## Data
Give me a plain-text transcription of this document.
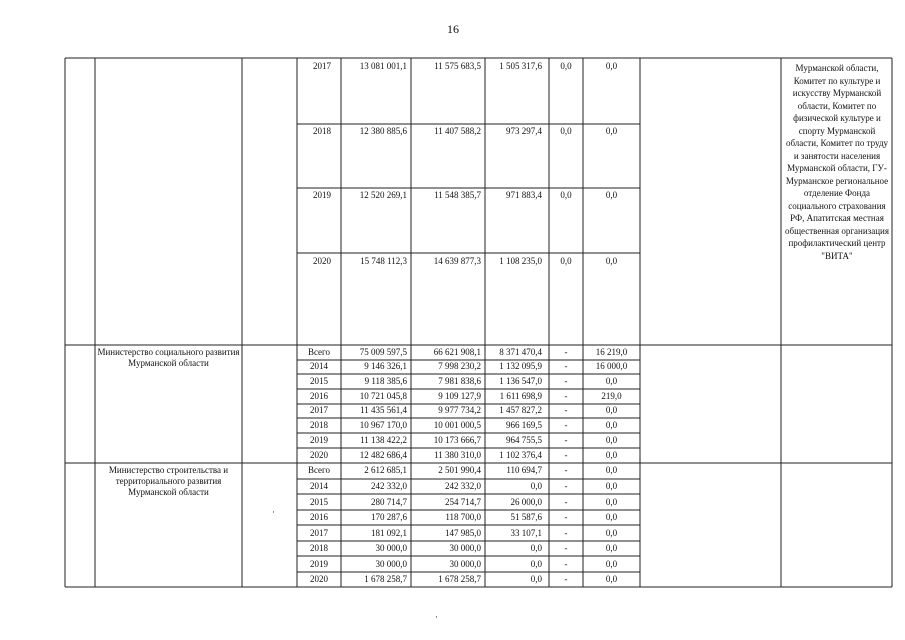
16
2017	13 081 001,1	11 575 683,5	1 505 317,6	0,0	0,0
2018	12 380 885,6	11 407 588,2	973 297,4	0,0	0,0
2019	12 520 269,1	11 548 385,7	971 883,4	0,0	0,0
2020	15 748 112,3	14 639 877,3	1 108 235,0	0,0	0,0
Мурманской области, Комитет по культуре и искусству Мурманской области, Комитет по физической культуре и спорту Мурманской области, Комитет по труду и занятости населения Мурманской области, ГУ-Мурманское региональное отделение Фонда социального страхования РФ, Апатитская местная общественная организация профилактический центр "ВИТА"
Министерство социального развития Мурманской области
Всего	75 009 597,5	66 621 908,1	8 371 470,4	-	16 219,0
2014	9 146 326,1	7 998 230,2	1 132 095,9	-	16 000,0
2015	9 118 385,6	7 981 838,6	1 136 547,0	-	0,0
2016	10 721 045,8	9 109 127,9	1 611 698,9	-	219,0
2017	11 435 561,4	9 977 734,2	1 457 827,2	-	0,0
2018	10 967 170,0	10 001 000,5	966 169,5	-	0,0
2019	11 138 422,2	10 173 666,7	964 755,5	-	0,0
2020	12 482 686,4	11 380 310,0	1 102 376,4	-	0,0
Министерство строительства и территориального развития Мурманской области
Всего	2 612 685,1	2 501 990,4	110 694,7	-	0,0
2014	242 332,0	242 332,0	0,0	-	0,0
2015	280 714,7	254 714,7	26 000,0	-	0,0
2016	170 287,6	118 700,0	51 587,6	-	0,0
2017	181 092,1	147 985,0	33 107,1	-	0,0
2018	30 000,0	30 000,0	0,0	-	0,0
2019	30 000,0	30 000,0	0,0	-	0,0
2020	1 678 258,7	1 678 258,7	0,0	-	0,0
·
·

## Exercise objective
Pull out every line of the entries that includes the word "Всего".

## Answer to the exercise
Всего	75 009 597,5	66 621 908,1	8 371 470,4	-	16 219,0
Всего	2 612 685,1	2 501 990,4	110 694,7	-	0,0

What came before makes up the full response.